*The task:*
Filter out everything except lines holding "change".

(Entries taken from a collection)
▼▼▼

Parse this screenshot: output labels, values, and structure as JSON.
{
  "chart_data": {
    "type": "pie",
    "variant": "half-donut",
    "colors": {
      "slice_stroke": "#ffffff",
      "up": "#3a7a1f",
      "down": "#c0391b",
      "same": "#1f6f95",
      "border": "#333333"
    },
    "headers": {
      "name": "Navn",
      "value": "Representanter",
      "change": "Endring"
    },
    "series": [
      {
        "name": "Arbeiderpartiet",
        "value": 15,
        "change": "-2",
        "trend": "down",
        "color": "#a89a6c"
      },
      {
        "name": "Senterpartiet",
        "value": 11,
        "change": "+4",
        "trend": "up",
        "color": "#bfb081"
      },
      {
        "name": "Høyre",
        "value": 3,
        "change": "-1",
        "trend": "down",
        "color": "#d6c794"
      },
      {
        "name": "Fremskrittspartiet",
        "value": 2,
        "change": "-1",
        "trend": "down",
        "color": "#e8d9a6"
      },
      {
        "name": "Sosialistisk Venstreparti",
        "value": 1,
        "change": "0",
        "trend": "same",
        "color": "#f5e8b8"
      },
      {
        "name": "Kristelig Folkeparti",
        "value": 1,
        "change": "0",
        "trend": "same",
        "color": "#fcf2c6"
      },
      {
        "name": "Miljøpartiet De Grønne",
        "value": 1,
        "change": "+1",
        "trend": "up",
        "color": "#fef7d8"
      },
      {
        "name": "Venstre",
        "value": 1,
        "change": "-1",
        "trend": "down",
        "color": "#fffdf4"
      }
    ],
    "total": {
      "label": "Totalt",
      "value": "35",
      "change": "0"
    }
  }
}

▲▲▲

*Completed task:*
      "change": "Endring"
        "change": "-2",
        "change": "+4",
        "change": "-1",
        "change": "-1",
        "change": "0",
        "change": "0",
        "change": "+1",
        "change": "-1",
      "change": "0"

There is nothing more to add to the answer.